**Exercise details**
Reproduce the records below verbatim, line by line, without changing any character.

== Provided material

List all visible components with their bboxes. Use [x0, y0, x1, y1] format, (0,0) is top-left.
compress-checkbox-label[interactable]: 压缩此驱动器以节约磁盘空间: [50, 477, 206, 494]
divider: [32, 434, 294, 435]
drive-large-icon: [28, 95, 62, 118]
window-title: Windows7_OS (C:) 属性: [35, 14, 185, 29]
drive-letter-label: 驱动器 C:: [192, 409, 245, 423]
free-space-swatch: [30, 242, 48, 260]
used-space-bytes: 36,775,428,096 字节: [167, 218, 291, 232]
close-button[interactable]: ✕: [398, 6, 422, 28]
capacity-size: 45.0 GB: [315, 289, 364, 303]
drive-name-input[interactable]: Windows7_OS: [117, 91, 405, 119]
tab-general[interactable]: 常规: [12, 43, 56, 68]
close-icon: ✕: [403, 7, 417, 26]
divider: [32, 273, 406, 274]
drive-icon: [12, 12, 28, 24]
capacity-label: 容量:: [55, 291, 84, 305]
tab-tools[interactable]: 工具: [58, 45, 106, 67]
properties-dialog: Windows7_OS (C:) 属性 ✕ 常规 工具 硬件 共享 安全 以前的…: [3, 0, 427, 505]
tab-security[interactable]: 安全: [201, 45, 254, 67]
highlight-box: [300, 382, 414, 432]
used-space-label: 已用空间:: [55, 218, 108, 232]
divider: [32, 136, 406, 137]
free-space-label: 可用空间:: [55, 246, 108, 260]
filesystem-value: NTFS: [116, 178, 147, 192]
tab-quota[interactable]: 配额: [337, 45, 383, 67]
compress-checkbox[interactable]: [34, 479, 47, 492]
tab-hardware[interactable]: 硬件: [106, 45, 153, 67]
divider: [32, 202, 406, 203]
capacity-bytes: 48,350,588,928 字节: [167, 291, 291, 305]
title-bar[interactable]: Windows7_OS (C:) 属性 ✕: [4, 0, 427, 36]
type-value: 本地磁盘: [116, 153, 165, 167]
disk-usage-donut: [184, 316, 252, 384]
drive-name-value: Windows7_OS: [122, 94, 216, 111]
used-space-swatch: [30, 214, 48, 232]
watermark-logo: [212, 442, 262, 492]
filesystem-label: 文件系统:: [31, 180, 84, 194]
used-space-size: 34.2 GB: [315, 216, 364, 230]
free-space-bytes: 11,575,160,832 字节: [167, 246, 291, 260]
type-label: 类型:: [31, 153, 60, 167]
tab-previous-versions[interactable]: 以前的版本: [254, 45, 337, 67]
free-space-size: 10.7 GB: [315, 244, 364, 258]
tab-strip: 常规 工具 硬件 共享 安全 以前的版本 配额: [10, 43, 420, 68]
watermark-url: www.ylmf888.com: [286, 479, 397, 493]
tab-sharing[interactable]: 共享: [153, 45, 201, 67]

====

**Task answer**
List all visible components with their bboxes. Use [x0, y0, x1, y1] format, (0,0) is top-left.
compress-checkbox-label[interactable]: 压缩此驱动器以节约磁盘空间: [50, 477, 206, 494]
divider: [32, 434, 294, 435]
drive-large-icon: [28, 95, 62, 118]
window-title: Windows7_OS (C:) 属性: [35, 14, 185, 29]
drive-letter-label: 驱动器 C:: [192, 409, 245, 423]
free-space-swatch: [30, 242, 48, 260]
used-space-bytes: 36,775,428,096 字节: [167, 218, 291, 232]
close-button[interactable]: ✕: [398, 6, 422, 28]
capacity-size: 45.0 GB: [315, 289, 364, 303]
drive-name-input[interactable]: Windows7_OS: [117, 91, 405, 119]
tab-general[interactable]: 常规: [12, 43, 56, 68]
close-icon: ✕: [403, 7, 417, 26]
divider: [32, 273, 406, 274]
drive-icon: [12, 12, 28, 24]
capacity-label: 容量:: [55, 291, 84, 305]
tab-tools[interactable]: 工具: [58, 45, 106, 67]
properties-dialog: Windows7_OS (C:) 属性 ✕ 常规 工具 硬件 共享 安全 以前的…: [3, 0, 427, 505]
tab-security[interactable]: 安全: [201, 45, 254, 67]
highlight-box: [300, 382, 414, 432]
used-space-label: 已用空间:: [55, 218, 108, 232]
divider: [32, 136, 406, 137]
free-space-label: 可用空间:: [55, 246, 108, 260]
filesystem-value: NTFS: [116, 178, 147, 192]
tab-quota[interactable]: 配额: [337, 45, 383, 67]
compress-checkbox[interactable]: [34, 479, 47, 492]
tab-hardware[interactable]: 硬件: [106, 45, 153, 67]
divider: [32, 202, 406, 203]
capacity-bytes: 48,350,588,928 字节: [167, 291, 291, 305]
title-bar[interactable]: Windows7_OS (C:) 属性 ✕: [4, 0, 427, 36]
type-value: 本地磁盘: [116, 153, 165, 167]
disk-usage-donut: [184, 316, 252, 384]
drive-name-value: Windows7_OS: [122, 94, 216, 111]
used-space-swatch: [30, 214, 48, 232]
watermark-logo: [212, 442, 262, 492]
filesystem-label: 文件系统:: [31, 180, 84, 194]
used-space-size: 34.2 GB: [315, 216, 364, 230]
free-space-bytes: 11,575,160,832 字节: [167, 246, 291, 260]
type-label: 类型:: [31, 153, 60, 167]
tab-previous-versions[interactable]: 以前的版本: [254, 45, 337, 67]
free-space-size: 10.7 GB: [315, 244, 364, 258]
tab-strip: 常规 工具 硬件 共享 安全 以前的版本 配额: [10, 43, 420, 68]
watermark-url: www.ylmf888.com: [286, 479, 397, 493]
tab-sharing[interactable]: 共享: [153, 45, 201, 67]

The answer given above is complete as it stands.